* [Supplied data]:
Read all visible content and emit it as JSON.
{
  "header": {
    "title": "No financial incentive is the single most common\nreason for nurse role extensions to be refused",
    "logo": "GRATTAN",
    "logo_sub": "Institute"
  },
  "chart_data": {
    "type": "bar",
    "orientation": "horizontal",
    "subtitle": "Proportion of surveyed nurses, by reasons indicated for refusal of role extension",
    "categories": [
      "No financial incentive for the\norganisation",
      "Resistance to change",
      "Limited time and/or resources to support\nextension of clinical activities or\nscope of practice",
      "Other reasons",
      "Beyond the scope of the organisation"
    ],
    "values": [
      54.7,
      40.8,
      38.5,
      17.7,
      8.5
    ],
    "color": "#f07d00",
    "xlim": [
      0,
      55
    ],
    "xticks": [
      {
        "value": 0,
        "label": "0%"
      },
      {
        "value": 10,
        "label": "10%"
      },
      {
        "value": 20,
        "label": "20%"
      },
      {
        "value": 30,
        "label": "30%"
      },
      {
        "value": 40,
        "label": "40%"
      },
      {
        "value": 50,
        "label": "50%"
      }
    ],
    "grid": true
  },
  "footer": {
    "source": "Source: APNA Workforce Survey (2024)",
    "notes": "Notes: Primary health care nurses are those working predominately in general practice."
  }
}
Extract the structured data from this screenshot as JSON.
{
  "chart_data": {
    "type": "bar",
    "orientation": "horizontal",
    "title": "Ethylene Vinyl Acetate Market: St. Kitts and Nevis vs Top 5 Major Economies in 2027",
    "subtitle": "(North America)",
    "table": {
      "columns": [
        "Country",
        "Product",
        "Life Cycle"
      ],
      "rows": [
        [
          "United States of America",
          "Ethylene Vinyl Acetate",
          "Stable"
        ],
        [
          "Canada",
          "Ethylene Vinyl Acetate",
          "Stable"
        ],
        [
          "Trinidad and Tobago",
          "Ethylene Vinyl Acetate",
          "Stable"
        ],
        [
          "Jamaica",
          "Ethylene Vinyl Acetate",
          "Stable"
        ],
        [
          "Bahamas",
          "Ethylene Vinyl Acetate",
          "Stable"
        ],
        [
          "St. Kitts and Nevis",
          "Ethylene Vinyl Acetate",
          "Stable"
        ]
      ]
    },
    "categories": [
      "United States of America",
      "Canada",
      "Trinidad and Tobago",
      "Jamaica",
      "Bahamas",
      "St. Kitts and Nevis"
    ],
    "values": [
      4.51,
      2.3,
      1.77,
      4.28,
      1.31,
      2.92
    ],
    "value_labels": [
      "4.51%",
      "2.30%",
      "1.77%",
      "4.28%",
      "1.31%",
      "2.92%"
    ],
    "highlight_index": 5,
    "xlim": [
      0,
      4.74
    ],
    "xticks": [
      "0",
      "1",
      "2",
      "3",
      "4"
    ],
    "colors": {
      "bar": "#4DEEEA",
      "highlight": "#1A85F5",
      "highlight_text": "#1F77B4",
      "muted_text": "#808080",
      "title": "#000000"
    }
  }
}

* [Task prompt]:
Find every line with "incentive" in the listing and state how many there are, nothing else.

* [Exercise result]:
2